[Dataset records]

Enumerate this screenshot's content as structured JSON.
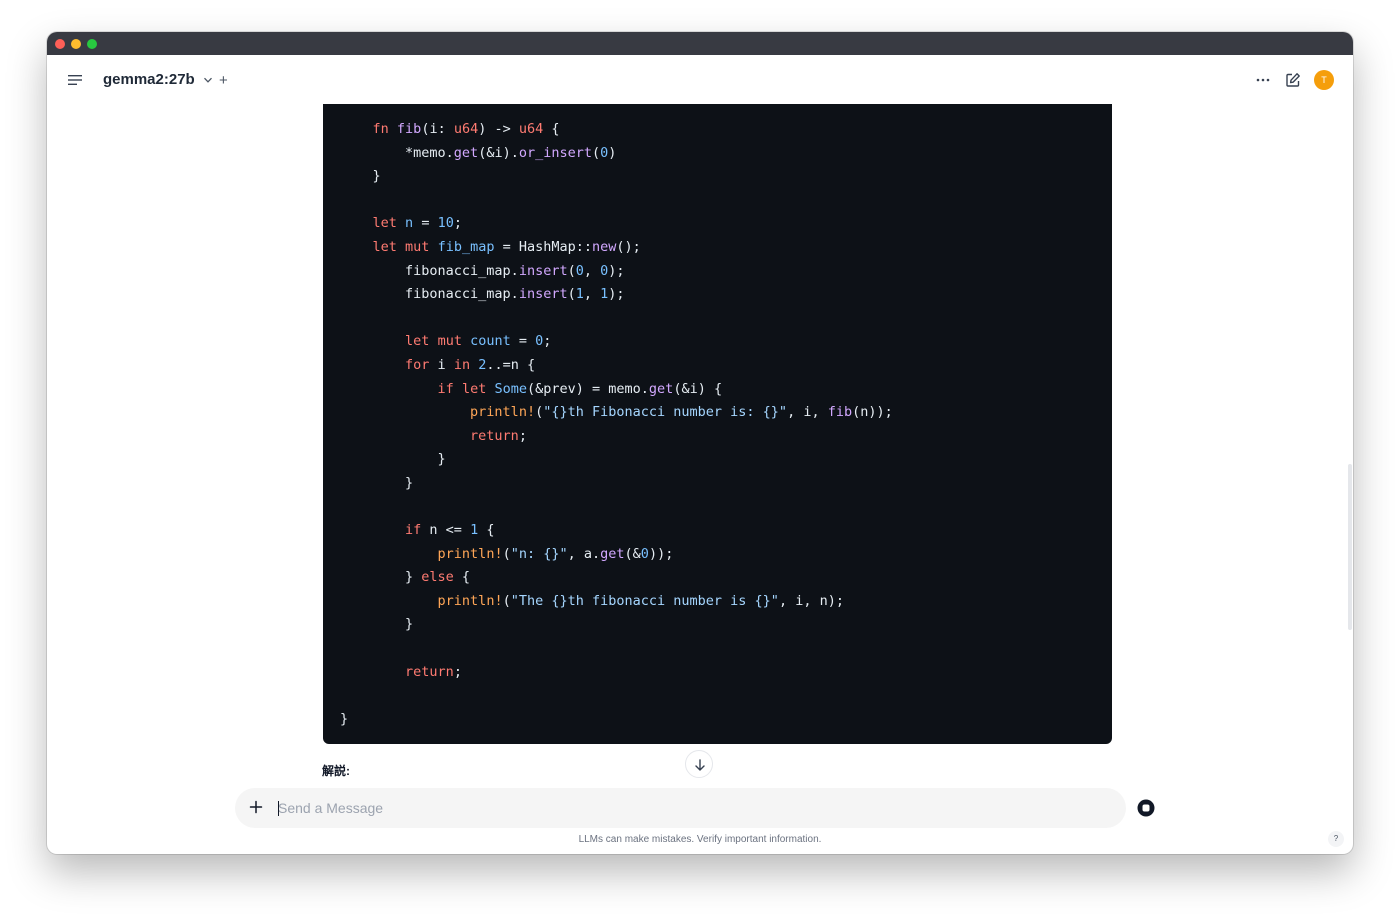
{
  "header": {
    "model_name": "gemma2:27b",
    "new_chat_label": "+",
    "avatar_initial": "T"
  },
  "code": {
    "lines": [
      [
        {
          "t": "    "
        },
        {
          "t": "fn",
          "c": "kw"
        },
        {
          "t": " "
        },
        {
          "t": "fib",
          "c": "fn"
        },
        {
          "t": "(i: "
        },
        {
          "t": "u64",
          "c": "type"
        },
        {
          "t": ") -> "
        },
        {
          "t": "u64",
          "c": "type"
        },
        {
          "t": " {"
        }
      ],
      [
        {
          "t": "        *memo."
        },
        {
          "t": "get",
          "c": "fn"
        },
        {
          "t": "(&i)."
        },
        {
          "t": "or_insert",
          "c": "fn"
        },
        {
          "t": "("
        },
        {
          "t": "0",
          "c": "num"
        },
        {
          "t": ")"
        }
      ],
      [
        {
          "t": "    }"
        }
      ],
      [
        {
          "t": ""
        }
      ],
      [
        {
          "t": "    "
        },
        {
          "t": "let",
          "c": "kw"
        },
        {
          "t": " "
        },
        {
          "t": "n",
          "c": "var"
        },
        {
          "t": " = "
        },
        {
          "t": "10",
          "c": "num"
        },
        {
          "t": ";"
        }
      ],
      [
        {
          "t": "    "
        },
        {
          "t": "let",
          "c": "kw"
        },
        {
          "t": " "
        },
        {
          "t": "mut",
          "c": "kw"
        },
        {
          "t": " "
        },
        {
          "t": "fib_map",
          "c": "var"
        },
        {
          "t": " = HashMap::"
        },
        {
          "t": "new",
          "c": "fn"
        },
        {
          "t": "();"
        }
      ],
      [
        {
          "t": "        fibonacci_map."
        },
        {
          "t": "insert",
          "c": "fn"
        },
        {
          "t": "("
        },
        {
          "t": "0",
          "c": "num"
        },
        {
          "t": ", "
        },
        {
          "t": "0",
          "c": "num"
        },
        {
          "t": ");"
        }
      ],
      [
        {
          "t": "        fibonacci_map."
        },
        {
          "t": "insert",
          "c": "fn"
        },
        {
          "t": "("
        },
        {
          "t": "1",
          "c": "num"
        },
        {
          "t": ", "
        },
        {
          "t": "1",
          "c": "num"
        },
        {
          "t": ");"
        }
      ],
      [
        {
          "t": ""
        }
      ],
      [
        {
          "t": "        "
        },
        {
          "t": "let",
          "c": "kw"
        },
        {
          "t": " "
        },
        {
          "t": "mut",
          "c": "kw"
        },
        {
          "t": " "
        },
        {
          "t": "count",
          "c": "var"
        },
        {
          "t": " = "
        },
        {
          "t": "0",
          "c": "num"
        },
        {
          "t": ";"
        }
      ],
      [
        {
          "t": "        "
        },
        {
          "t": "for",
          "c": "kw"
        },
        {
          "t": " i "
        },
        {
          "t": "in",
          "c": "kw"
        },
        {
          "t": " "
        },
        {
          "t": "2",
          "c": "num"
        },
        {
          "t": "..=n {"
        }
      ],
      [
        {
          "t": "            "
        },
        {
          "t": "if",
          "c": "kw"
        },
        {
          "t": " "
        },
        {
          "t": "let",
          "c": "kw"
        },
        {
          "t": " "
        },
        {
          "t": "Some",
          "c": "var"
        },
        {
          "t": "(&prev) = memo."
        },
        {
          "t": "get",
          "c": "fn"
        },
        {
          "t": "(&i) {"
        }
      ],
      [
        {
          "t": "                "
        },
        {
          "t": "println!",
          "c": "macro"
        },
        {
          "t": "("
        },
        {
          "t": "\"{}th Fibonacci number is: {}\"",
          "c": "str"
        },
        {
          "t": ", i, "
        },
        {
          "t": "fib",
          "c": "fn"
        },
        {
          "t": "(n));"
        }
      ],
      [
        {
          "t": "                "
        },
        {
          "t": "return",
          "c": "kw"
        },
        {
          "t": ";"
        }
      ],
      [
        {
          "t": "            }"
        }
      ],
      [
        {
          "t": "        }"
        }
      ],
      [
        {
          "t": ""
        }
      ],
      [
        {
          "t": "        "
        },
        {
          "t": "if",
          "c": "kw"
        },
        {
          "t": " n <= "
        },
        {
          "t": "1",
          "c": "num"
        },
        {
          "t": " {"
        }
      ],
      [
        {
          "t": "            "
        },
        {
          "t": "println!",
          "c": "macro"
        },
        {
          "t": "("
        },
        {
          "t": "\"n: {}\"",
          "c": "str"
        },
        {
          "t": ", a."
        },
        {
          "t": "get",
          "c": "fn"
        },
        {
          "t": "(&"
        },
        {
          "t": "0",
          "c": "num"
        },
        {
          "t": "));"
        }
      ],
      [
        {
          "t": "        } "
        },
        {
          "t": "else",
          "c": "kw"
        },
        {
          "t": " {"
        }
      ],
      [
        {
          "t": "            "
        },
        {
          "t": "println!",
          "c": "macro"
        },
        {
          "t": "("
        },
        {
          "t": "\"The {}th fibonacci number is {}\"",
          "c": "str"
        },
        {
          "t": ", i, n);"
        }
      ],
      [
        {
          "t": "        }"
        }
      ],
      [
        {
          "t": ""
        }
      ],
      [
        {
          "t": "        "
        },
        {
          "t": "return",
          "c": "kw"
        },
        {
          "t": ";"
        }
      ],
      [
        {
          "t": ""
        }
      ],
      [
        {
          "t": "}"
        }
      ]
    ]
  },
  "response": {
    "explanation_label": "解説:"
  },
  "composer": {
    "placeholder": "Send a Message",
    "value": ""
  },
  "footer": {
    "disclaimer": "LLMs can make mistakes. Verify important information.",
    "help_label": "?"
  },
  "colors": {
    "titlebar": "#383a42",
    "code_background": "#0d1117",
    "avatar": "#f59e0b",
    "keyword": "#ff7b72",
    "function": "#d2a8ff",
    "variable": "#79c0ff",
    "string": "#a5d6ff",
    "macro": "#ffa657"
  },
  "icons": {
    "menu": "menu-icon",
    "model_dropdown": "chevron-down-icon",
    "more": "more-horizontal-icon",
    "new_chat": "edit-icon",
    "scroll_down": "arrow-down-icon",
    "attach": "plus-icon",
    "stop": "stop-icon"
  }
}
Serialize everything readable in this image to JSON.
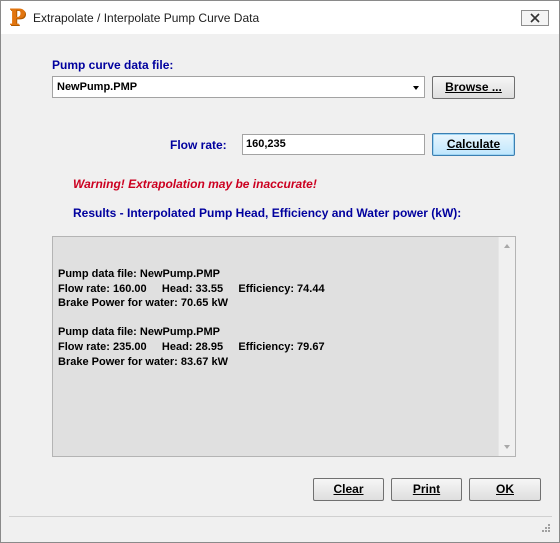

Task to complete:
Transcribe the records above exactly, omitting every picture they contain.

Response for this exercise:
Enumerate this screenshot's content as structured JSON.
{
  "header": {
    "model_name": "gemma2:27b",
    "new_chat_label": "+",
    "avatar_initial": "T"
  },
  "code": {
    "lines": [
      [
        {
          "t": "    "
        },
        {
          "t": "fn",
          "c": "kw"
        },
        {
          "t": " "
        },
        {
          "t": "fib",
          "c": "fn"
        },
        {
          "t": "(i: "
        },
        {
          "t": "u64",
          "c": "type"
        },
        {
          "t": ") -> "
        },
        {
          "t": "u64",
          "c": "type"
        },
        {
          "t": " {"
        }
      ],
      [
        {
          "t": "        *memo."
        },
        {
          "t": "get",
          "c": "fn"
        },
        {
          "t": "(&i)."
        },
        {
          "t": "or_insert",
          "c": "fn"
        },
        {
          "t": "("
        },
        {
          "t": "0",
          "c": "num"
        },
        {
          "t": ")"
        }
      ],
      [
        {
          "t": "    }"
        }
      ],
      [
        {
          "t": ""
        }
      ],
      [
        {
          "t": "    "
        },
        {
          "t": "let",
          "c": "kw"
        },
        {
          "t": " "
        },
        {
          "t": "n",
          "c": "var"
        },
        {
          "t": " = "
        },
        {
          "t": "10",
          "c": "num"
        },
        {
          "t": ";"
        }
      ],
      [
        {
          "t": "    "
        },
        {
          "t": "let",
          "c": "kw"
        },
        {
          "t": " "
        },
        {
          "t": "mut",
          "c": "kw"
        },
        {
          "t": " "
        },
        {
          "t": "fib_map",
          "c": "var"
        },
        {
          "t": " = HashMap::"
        },
        {
          "t": "new",
          "c": "fn"
        },
        {
          "t": "();"
        }
      ],
      [
        {
          "t": "        fibonacci_map."
        },
        {
          "t": "insert",
          "c": "fn"
        },
        {
          "t": "("
        },
        {
          "t": "0",
          "c": "num"
        },
        {
          "t": ", "
        },
        {
          "t": "0",
          "c": "num"
        },
        {
          "t": ");"
        }
      ],
      [
        {
          "t": "        fibonacci_map."
        },
        {
          "t": "insert",
          "c": "fn"
        },
        {
          "t": "("
        },
        {
          "t": "1",
          "c": "num"
        },
        {
          "t": ", "
        },
        {
          "t": "1",
          "c": "num"
        },
        {
          "t": ");"
        }
      ],
      [
        {
          "t": ""
        }
      ],
      [
        {
          "t": "        "
        },
        {
          "t": "let",
          "c": "kw"
        },
        {
          "t": " "
        },
        {
          "t": "mut",
          "c": "kw"
        },
        {
          "t": " "
        },
        {
          "t": "count",
          "c": "var"
        },
        {
          "t": " = "
        },
        {
          "t": "0",
          "c": "num"
        },
        {
          "t": ";"
        }
      ],
      [
        {
          "t": "        "
        },
        {
          "t": "for",
          "c": "kw"
        },
        {
          "t": " i "
        },
        {
          "t": "in",
          "c": "kw"
        },
        {
          "t": " "
        },
        {
          "t": "2",
          "c": "num"
        },
        {
          "t": "..=n {"
        }
      ],
      [
        {
          "t": "            "
        },
        {
          "t": "if",
          "c": "kw"
        },
        {
          "t": " "
        },
        {
          "t": "let",
          "c": "kw"
        },
        {
          "t": " "
        },
        {
          "t": "Some",
          "c": "var"
        },
        {
          "t": "(&prev) = memo."
        },
        {
          "t": "get",
          "c": "fn"
        },
        {
          "t": "(&i) {"
        }
      ],
      [
        {
          "t": "                "
        },
        {
          "t": "println!",
          "c": "macro"
        },
        {
          "t": "("
        },
        {
          "t": "\"{}th Fibonacci number is: {}\"",
          "c": "str"
        },
        {
          "t": ", i, "
        },
        {
          "t": "fib",
          "c": "fn"
        },
        {
          "t": "(n));"
        }
      ],
      [
        {
          "t": "                "
        },
        {
          "t": "return",
          "c": "kw"
        },
        {
          "t": ";"
        }
      ],
      [
        {
          "t": "            }"
        }
      ],
      [
        {
          "t": "        }"
        }
      ],
      [
        {
          "t": ""
        }
      ],
      [
        {
          "t": "        "
        },
        {
          "t": "if",
          "c": "kw"
        },
        {
          "t": " n <= "
        },
        {
          "t": "1",
          "c": "num"
        },
        {
          "t": " {"
        }
      ],
      [
        {
          "t": "            "
        },
        {
          "t": "println!",
          "c": "macro"
        },
        {
          "t": "("
        },
        {
          "t": "\"n: {}\"",
          "c": "str"
        },
        {
          "t": ", a."
        },
        {
          "t": "get",
          "c": "fn"
        },
        {
          "t": "(&"
        },
        {
          "t": "0",
          "c": "num"
        },
        {
          "t": "));"
        }
      ],
      [
        {
          "t": "        } "
        },
        {
          "t": "else",
          "c": "kw"
        },
        {
          "t": " {"
        }
      ],
      [
        {
          "t": "            "
        },
        {
          "t": "println!",
          "c": "macro"
        },
        {
          "t": "("
        },
        {
          "t": "\"The {}th fibonacci number is {}\"",
          "c": "str"
        },
        {
          "t": ", i, n);"
        }
      ],
      [
        {
          "t": "        }"
        }
      ],
      [
        {
          "t": ""
        }
      ],
      [
        {
          "t": "        "
        },
        {
          "t": "return",
          "c": "kw"
        },
        {
          "t": ";"
        }
      ],
      [
        {
          "t": ""
        }
      ],
      [
        {
          "t": "}"
        }
      ]
    ]
  },
  "response": {
    "explanation_label": "解説:"
  },
  "composer": {
    "placeholder": "Send a Message",
    "value": ""
  },
  "footer": {
    "disclaimer": "LLMs can make mistakes. Verify important information.",
    "help_label": "?"
  },
  "colors": {
    "titlebar": "#383a42",
    "code_background": "#0d1117",
    "avatar": "#f59e0b",
    "keyword": "#ff7b72",
    "function": "#d2a8ff",
    "variable": "#79c0ff",
    "string": "#a5d6ff",
    "macro": "#ffa657"
  },
  "icons": {
    "menu": "menu-icon",
    "model_dropdown": "chevron-down-icon",
    "more": "more-horizontal-icon",
    "new_chat": "edit-icon",
    "scroll_down": "arrow-down-icon",
    "attach": "plus-icon",
    "stop": "stop-icon"
  }
}
Serialize everything readable in this image to JSON.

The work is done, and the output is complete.